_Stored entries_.

——

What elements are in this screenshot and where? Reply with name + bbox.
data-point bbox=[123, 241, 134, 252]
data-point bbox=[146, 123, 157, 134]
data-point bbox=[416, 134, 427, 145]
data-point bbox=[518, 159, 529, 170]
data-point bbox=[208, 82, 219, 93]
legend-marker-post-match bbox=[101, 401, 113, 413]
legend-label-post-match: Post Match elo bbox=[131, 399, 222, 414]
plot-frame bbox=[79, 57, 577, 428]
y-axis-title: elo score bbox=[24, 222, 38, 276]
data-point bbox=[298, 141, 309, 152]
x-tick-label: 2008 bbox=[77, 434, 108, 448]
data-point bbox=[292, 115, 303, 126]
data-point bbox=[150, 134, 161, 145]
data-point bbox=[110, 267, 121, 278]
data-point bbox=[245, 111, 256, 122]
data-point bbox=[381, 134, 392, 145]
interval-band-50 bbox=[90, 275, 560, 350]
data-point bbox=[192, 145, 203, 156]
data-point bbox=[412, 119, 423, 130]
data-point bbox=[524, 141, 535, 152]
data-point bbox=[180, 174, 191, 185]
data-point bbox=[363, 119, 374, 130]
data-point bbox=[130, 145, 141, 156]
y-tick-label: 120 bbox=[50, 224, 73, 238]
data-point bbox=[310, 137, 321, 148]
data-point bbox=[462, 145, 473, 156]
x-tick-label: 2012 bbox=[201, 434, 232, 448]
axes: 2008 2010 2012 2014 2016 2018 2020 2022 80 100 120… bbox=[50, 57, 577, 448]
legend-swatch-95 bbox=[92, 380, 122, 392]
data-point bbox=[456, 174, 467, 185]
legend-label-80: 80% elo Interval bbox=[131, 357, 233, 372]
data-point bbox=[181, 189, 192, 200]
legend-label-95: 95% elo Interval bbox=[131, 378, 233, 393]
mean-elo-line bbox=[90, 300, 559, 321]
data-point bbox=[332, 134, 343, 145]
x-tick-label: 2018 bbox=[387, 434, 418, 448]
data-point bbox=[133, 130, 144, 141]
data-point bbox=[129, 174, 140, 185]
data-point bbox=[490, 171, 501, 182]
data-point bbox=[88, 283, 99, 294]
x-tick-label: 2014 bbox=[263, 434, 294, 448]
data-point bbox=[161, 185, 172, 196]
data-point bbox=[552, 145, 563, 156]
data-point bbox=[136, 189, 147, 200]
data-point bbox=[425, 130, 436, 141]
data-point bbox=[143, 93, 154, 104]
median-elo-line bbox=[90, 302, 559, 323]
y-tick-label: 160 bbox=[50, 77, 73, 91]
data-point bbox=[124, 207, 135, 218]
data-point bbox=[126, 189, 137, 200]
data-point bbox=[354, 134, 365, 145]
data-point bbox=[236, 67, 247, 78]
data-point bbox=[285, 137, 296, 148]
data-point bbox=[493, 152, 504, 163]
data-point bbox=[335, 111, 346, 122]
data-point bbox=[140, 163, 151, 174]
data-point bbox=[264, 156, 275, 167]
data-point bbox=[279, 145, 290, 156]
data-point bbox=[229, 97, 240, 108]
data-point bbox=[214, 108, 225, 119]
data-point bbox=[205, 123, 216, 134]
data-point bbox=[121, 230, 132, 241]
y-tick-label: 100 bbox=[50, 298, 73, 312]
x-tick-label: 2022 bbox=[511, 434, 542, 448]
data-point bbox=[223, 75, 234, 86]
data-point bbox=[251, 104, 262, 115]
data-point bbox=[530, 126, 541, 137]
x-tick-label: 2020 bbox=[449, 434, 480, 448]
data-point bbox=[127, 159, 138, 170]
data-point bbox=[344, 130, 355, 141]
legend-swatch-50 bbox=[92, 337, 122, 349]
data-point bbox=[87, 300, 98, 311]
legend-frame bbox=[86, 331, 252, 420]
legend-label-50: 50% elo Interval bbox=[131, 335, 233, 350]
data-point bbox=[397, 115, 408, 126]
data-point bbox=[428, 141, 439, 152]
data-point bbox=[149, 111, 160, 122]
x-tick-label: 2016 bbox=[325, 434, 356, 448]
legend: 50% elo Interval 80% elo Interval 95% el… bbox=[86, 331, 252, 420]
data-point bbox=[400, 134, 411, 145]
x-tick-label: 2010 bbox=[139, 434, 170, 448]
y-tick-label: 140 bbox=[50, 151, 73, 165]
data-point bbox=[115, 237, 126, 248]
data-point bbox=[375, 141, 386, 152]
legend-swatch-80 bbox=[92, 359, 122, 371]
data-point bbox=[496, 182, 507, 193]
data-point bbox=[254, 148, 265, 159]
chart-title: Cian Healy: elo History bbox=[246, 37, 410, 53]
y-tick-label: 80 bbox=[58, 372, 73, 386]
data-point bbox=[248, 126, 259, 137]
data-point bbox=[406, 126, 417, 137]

——

_DIRECTIVE_. Write out every one of the lines above without changing anything.

_EXERCISE RESPONSE_.
What elements are in this screenshot and where? Reply with name + bbox.
data-point bbox=[123, 241, 134, 252]
data-point bbox=[146, 123, 157, 134]
data-point bbox=[416, 134, 427, 145]
data-point bbox=[518, 159, 529, 170]
data-point bbox=[208, 82, 219, 93]
legend-marker-post-match bbox=[101, 401, 113, 413]
legend-label-post-match: Post Match elo bbox=[131, 399, 222, 414]
plot-frame bbox=[79, 57, 577, 428]
y-axis-title: elo score bbox=[24, 222, 38, 276]
data-point bbox=[298, 141, 309, 152]
x-tick-label: 2008 bbox=[77, 434, 108, 448]
data-point bbox=[292, 115, 303, 126]
data-point bbox=[150, 134, 161, 145]
data-point bbox=[110, 267, 121, 278]
data-point bbox=[245, 111, 256, 122]
data-point bbox=[381, 134, 392, 145]
interval-band-50 bbox=[90, 275, 560, 350]
data-point bbox=[192, 145, 203, 156]
data-point bbox=[412, 119, 423, 130]
data-point bbox=[524, 141, 535, 152]
data-point bbox=[180, 174, 191, 185]
data-point bbox=[363, 119, 374, 130]
data-point bbox=[130, 145, 141, 156]
y-tick-label: 120 bbox=[50, 224, 73, 238]
data-point bbox=[310, 137, 321, 148]
data-point bbox=[462, 145, 473, 156]
x-tick-label: 2012 bbox=[201, 434, 232, 448]
axes: 2008 2010 2012 2014 2016 2018 2020 2022 80 100 120… bbox=[50, 57, 577, 448]
legend-swatch-95 bbox=[92, 380, 122, 392]
data-point bbox=[456, 174, 467, 185]
legend-label-80: 80% elo Interval bbox=[131, 357, 233, 372]
data-point bbox=[181, 189, 192, 200]
legend-label-95: 95% elo Interval bbox=[131, 378, 233, 393]
mean-elo-line bbox=[90, 300, 559, 321]
data-point bbox=[332, 134, 343, 145]
x-tick-label: 2018 bbox=[387, 434, 418, 448]
data-point bbox=[133, 130, 144, 141]
data-point bbox=[129, 174, 140, 185]
data-point bbox=[490, 171, 501, 182]
data-point bbox=[88, 283, 99, 294]
x-tick-label: 2014 bbox=[263, 434, 294, 448]
data-point bbox=[161, 185, 172, 196]
data-point bbox=[552, 145, 563, 156]
data-point bbox=[136, 189, 147, 200]
data-point bbox=[425, 130, 436, 141]
data-point bbox=[143, 93, 154, 104]
median-elo-line bbox=[90, 302, 559, 323]
y-tick-label: 160 bbox=[50, 77, 73, 91]
data-point bbox=[124, 207, 135, 218]
data-point bbox=[126, 189, 137, 200]
data-point bbox=[354, 134, 365, 145]
data-point bbox=[236, 67, 247, 78]
data-point bbox=[285, 137, 296, 148]
data-point bbox=[493, 152, 504, 163]
data-point bbox=[335, 111, 346, 122]
data-point bbox=[140, 163, 151, 174]
data-point bbox=[264, 156, 275, 167]
data-point bbox=[279, 145, 290, 156]
data-point bbox=[229, 97, 240, 108]
data-point bbox=[214, 108, 225, 119]
data-point bbox=[205, 123, 216, 134]
data-point bbox=[121, 230, 132, 241]
y-tick-label: 100 bbox=[50, 298, 73, 312]
x-tick-label: 2022 bbox=[511, 434, 542, 448]
data-point bbox=[223, 75, 234, 86]
data-point bbox=[251, 104, 262, 115]
data-point bbox=[530, 126, 541, 137]
x-tick-label: 2020 bbox=[449, 434, 480, 448]
data-point bbox=[127, 159, 138, 170]
data-point bbox=[344, 130, 355, 141]
legend-swatch-50 bbox=[92, 337, 122, 349]
data-point bbox=[87, 300, 98, 311]
legend-frame bbox=[86, 331, 252, 420]
legend-label-50: 50% elo Interval bbox=[131, 335, 233, 350]
data-point bbox=[397, 115, 408, 126]
data-point bbox=[428, 141, 439, 152]
data-point bbox=[149, 111, 160, 122]
x-tick-label: 2016 bbox=[325, 434, 356, 448]
legend: 50% elo Interval 80% elo Interval 95% el… bbox=[86, 331, 252, 420]
data-point bbox=[400, 134, 411, 145]
x-tick-label: 2010 bbox=[139, 434, 170, 448]
y-tick-label: 140 bbox=[50, 151, 73, 165]
data-point bbox=[115, 237, 126, 248]
data-point bbox=[375, 141, 386, 152]
legend-swatch-80 bbox=[92, 359, 122, 371]
data-point bbox=[496, 182, 507, 193]
data-point bbox=[254, 148, 265, 159]
chart-title: Cian Healy: elo History bbox=[246, 37, 410, 53]
y-tick-label: 80 bbox=[58, 372, 73, 386]
data-point bbox=[248, 126, 259, 137]
data-point bbox=[406, 126, 417, 137]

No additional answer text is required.